Lines of data:

|---|

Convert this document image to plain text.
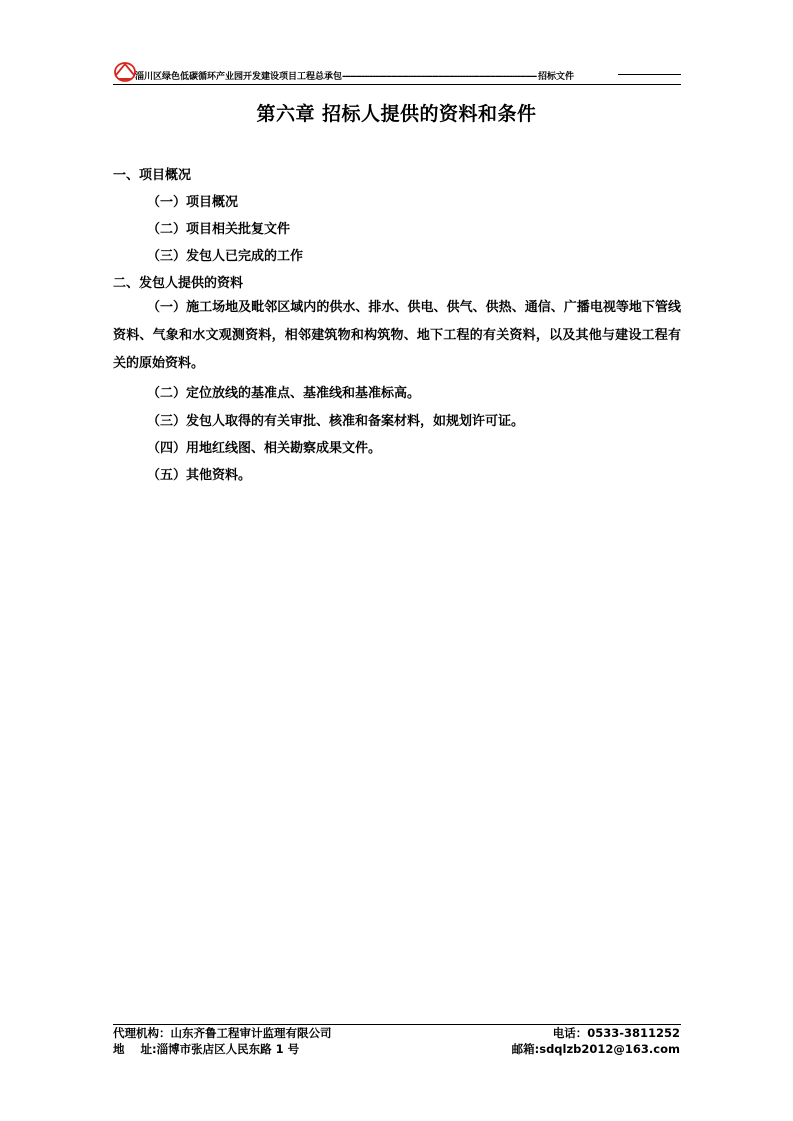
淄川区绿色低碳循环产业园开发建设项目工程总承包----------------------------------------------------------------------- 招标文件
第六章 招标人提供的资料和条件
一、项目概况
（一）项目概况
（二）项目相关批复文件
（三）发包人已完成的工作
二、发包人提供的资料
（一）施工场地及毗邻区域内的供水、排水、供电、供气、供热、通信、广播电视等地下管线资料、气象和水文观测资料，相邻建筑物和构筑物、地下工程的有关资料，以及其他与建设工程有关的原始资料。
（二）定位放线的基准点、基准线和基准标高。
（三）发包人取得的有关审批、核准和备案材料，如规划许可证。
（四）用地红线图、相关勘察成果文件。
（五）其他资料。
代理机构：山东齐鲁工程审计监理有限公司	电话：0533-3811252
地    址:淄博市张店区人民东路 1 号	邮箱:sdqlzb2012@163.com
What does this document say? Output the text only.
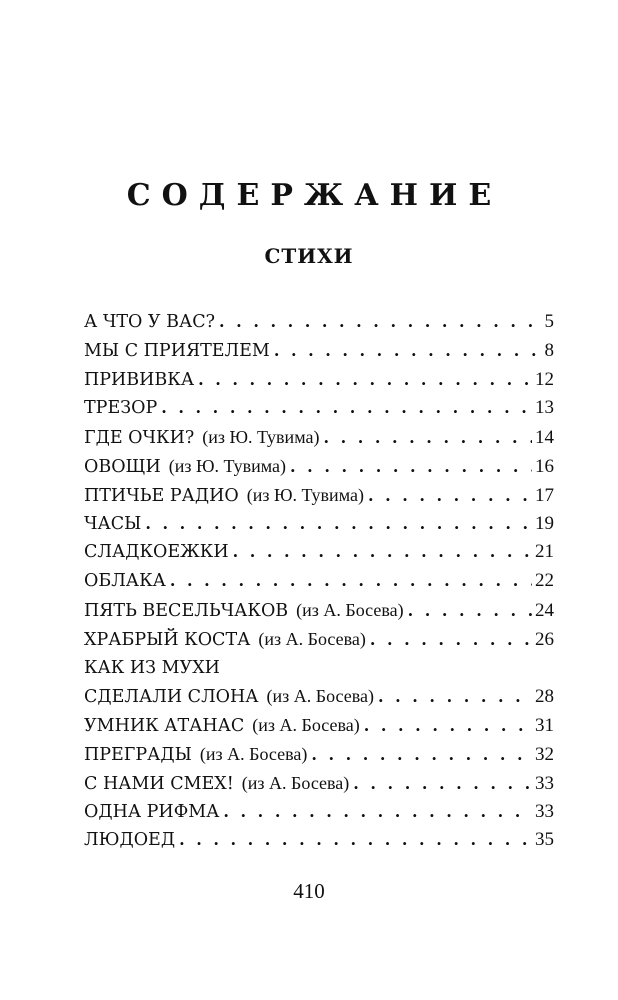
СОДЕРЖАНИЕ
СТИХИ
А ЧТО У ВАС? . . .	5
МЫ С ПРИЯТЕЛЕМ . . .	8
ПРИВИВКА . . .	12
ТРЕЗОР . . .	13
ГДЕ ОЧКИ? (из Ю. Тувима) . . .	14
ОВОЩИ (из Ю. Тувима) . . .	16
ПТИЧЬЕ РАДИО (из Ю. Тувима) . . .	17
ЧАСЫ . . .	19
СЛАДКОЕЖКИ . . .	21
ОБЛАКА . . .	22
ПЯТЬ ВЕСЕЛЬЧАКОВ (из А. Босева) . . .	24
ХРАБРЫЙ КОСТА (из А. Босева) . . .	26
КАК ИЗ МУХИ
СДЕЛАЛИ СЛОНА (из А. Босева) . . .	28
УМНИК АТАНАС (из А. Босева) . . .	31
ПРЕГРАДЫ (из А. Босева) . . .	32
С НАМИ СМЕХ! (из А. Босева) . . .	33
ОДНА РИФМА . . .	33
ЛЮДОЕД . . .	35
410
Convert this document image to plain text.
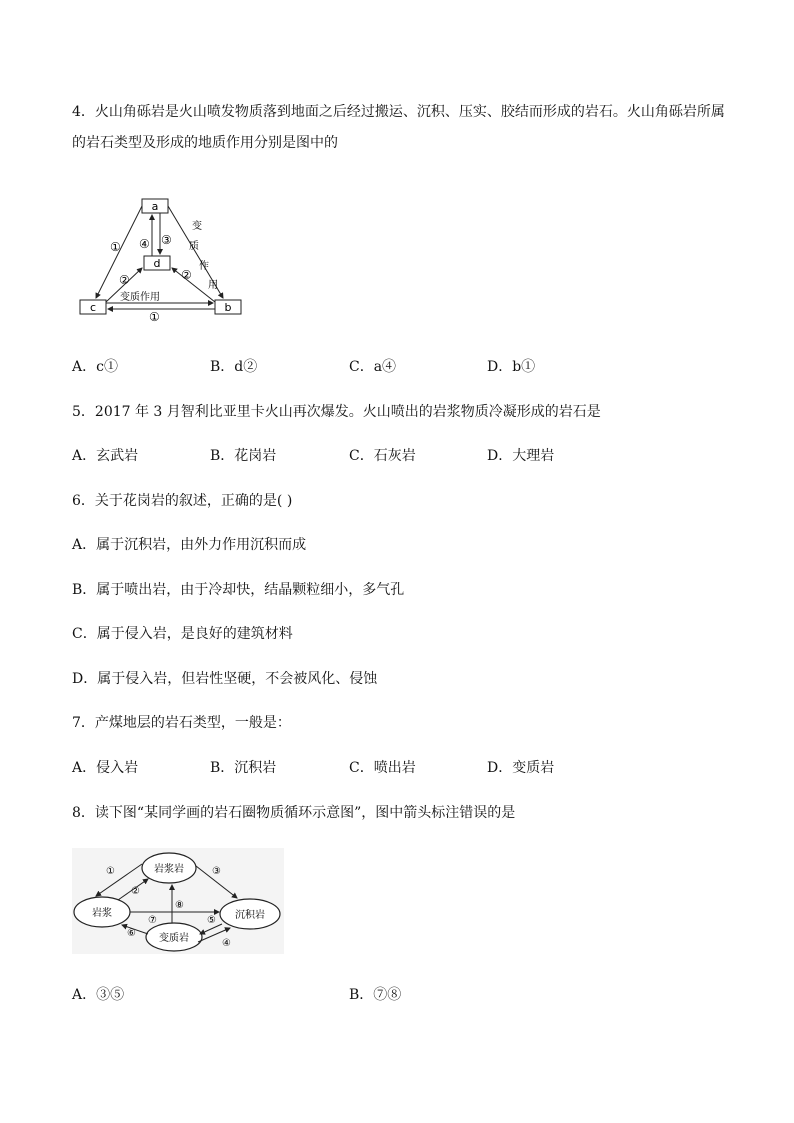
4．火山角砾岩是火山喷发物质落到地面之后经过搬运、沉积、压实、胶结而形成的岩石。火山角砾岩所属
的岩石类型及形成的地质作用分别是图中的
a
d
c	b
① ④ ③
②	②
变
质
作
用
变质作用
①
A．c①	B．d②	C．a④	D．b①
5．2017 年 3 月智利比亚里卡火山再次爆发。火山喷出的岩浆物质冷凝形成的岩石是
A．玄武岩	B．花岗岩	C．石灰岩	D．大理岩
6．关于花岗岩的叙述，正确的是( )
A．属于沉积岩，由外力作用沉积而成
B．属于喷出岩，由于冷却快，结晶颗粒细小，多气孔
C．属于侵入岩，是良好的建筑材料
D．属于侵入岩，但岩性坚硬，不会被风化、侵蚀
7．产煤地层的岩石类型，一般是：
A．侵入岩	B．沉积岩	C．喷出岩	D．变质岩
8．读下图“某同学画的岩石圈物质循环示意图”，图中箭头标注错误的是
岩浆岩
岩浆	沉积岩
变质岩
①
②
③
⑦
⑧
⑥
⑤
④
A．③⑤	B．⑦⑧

|---|

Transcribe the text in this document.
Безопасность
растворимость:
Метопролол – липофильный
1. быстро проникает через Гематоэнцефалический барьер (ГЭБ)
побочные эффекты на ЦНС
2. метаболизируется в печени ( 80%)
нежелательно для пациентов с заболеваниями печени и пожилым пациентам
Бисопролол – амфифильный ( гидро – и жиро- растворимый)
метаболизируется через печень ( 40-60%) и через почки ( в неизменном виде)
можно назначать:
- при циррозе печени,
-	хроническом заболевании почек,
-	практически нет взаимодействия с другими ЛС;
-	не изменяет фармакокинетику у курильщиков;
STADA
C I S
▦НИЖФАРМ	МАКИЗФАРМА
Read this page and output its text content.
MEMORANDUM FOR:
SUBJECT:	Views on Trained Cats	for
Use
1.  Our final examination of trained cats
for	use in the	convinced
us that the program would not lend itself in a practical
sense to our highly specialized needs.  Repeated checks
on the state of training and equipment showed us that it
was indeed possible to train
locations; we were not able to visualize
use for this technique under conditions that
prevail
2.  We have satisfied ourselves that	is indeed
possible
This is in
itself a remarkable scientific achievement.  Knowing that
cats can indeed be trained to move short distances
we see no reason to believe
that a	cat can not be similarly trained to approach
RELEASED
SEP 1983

|---|

### Challenge
Check each line of the entries above for the word "Тувима". List the ones that have it.

### In response
ГДЕ ОЧКИ? (из Ю. Тувима) . . .	14
ОВОЩИ (из Ю. Тувима) . . .	16
ПТИЧЬЕ РАДИО (из Ю. Тувима) . . .	17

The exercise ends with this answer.